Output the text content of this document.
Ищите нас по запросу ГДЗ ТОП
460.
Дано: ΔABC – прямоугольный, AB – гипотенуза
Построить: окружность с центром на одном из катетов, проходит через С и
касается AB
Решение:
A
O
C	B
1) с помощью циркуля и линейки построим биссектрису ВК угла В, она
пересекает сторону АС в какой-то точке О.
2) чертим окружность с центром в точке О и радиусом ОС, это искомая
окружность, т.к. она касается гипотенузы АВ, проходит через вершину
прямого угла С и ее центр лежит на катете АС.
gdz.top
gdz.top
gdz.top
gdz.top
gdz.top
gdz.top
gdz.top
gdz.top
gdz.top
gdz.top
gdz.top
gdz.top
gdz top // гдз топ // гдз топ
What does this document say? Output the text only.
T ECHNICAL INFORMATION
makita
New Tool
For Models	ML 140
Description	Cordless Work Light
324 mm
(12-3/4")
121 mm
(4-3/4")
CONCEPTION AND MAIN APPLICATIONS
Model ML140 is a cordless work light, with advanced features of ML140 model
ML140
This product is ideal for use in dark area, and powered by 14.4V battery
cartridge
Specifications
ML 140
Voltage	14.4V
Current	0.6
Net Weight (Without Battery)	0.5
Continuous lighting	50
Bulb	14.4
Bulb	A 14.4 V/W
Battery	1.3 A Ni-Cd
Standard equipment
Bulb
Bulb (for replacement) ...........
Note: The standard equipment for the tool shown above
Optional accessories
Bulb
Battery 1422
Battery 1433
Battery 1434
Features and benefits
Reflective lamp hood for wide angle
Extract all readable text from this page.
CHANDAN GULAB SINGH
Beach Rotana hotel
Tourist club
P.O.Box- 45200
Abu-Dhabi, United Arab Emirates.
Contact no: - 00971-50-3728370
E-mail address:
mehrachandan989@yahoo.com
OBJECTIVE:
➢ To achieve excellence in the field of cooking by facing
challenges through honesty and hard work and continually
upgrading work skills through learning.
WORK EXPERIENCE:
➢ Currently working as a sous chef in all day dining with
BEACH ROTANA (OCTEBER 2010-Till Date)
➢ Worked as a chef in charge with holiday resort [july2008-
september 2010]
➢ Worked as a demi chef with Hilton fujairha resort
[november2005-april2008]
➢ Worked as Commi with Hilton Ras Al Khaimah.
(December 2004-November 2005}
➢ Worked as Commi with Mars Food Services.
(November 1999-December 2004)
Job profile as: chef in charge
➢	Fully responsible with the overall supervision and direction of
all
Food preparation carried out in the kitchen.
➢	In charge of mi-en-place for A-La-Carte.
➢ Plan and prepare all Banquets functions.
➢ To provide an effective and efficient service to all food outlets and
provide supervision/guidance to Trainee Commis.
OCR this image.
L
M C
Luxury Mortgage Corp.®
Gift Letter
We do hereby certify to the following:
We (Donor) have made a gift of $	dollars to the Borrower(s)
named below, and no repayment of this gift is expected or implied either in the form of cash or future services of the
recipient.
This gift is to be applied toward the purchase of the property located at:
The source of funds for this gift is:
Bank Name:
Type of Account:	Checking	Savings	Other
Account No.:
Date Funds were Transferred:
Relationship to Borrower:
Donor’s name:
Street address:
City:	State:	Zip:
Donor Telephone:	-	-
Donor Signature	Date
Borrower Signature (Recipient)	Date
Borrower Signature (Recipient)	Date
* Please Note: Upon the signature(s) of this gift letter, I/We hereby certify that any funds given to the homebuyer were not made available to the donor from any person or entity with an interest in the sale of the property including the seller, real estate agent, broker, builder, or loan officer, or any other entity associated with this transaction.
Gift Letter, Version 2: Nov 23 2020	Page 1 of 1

☆ ☆ ☆ ☆ ☆

▶ SET TASK
Extract every line from the one with "OCR this image." down to the final line above, both included, exactly as written.

▶ RESPONSE BELOW
OCR this image.
L
M C
Luxury Mortgage Corp.®
Gift Letter
We do hereby certify to the following:
We (Donor) have made a gift of $	dollars to the Borrower(s)
named below, and no repayment of this gift is expected or implied either in the form of cash or future services of the
recipient.
This gift is to be applied toward the purchase of the property located at:
The source of funds for this gift is:
Bank Name:
Type of Account:	Checking	Savings	Other
Account No.:
Date Funds were Transferred:
Relationship to Borrower:
Donor’s name:
Street address:
City:	State:	Zip:
Donor Telephone:	-	-
Donor Signature	Date
Borrower Signature (Recipient)	Date
Borrower Signature (Recipient)	Date
* Please Note: Upon the signature(s) of this gift letter, I/We hereby certify that any funds given to the homebuyer were not made available to the donor from any person or entity with an interest in the sale of the property including the seller, real estate agent, broker, builder, or loan officer, or any other entity associated with this transaction.
Gift Letter, Version 2: Nov 23 2020	Page 1 of 1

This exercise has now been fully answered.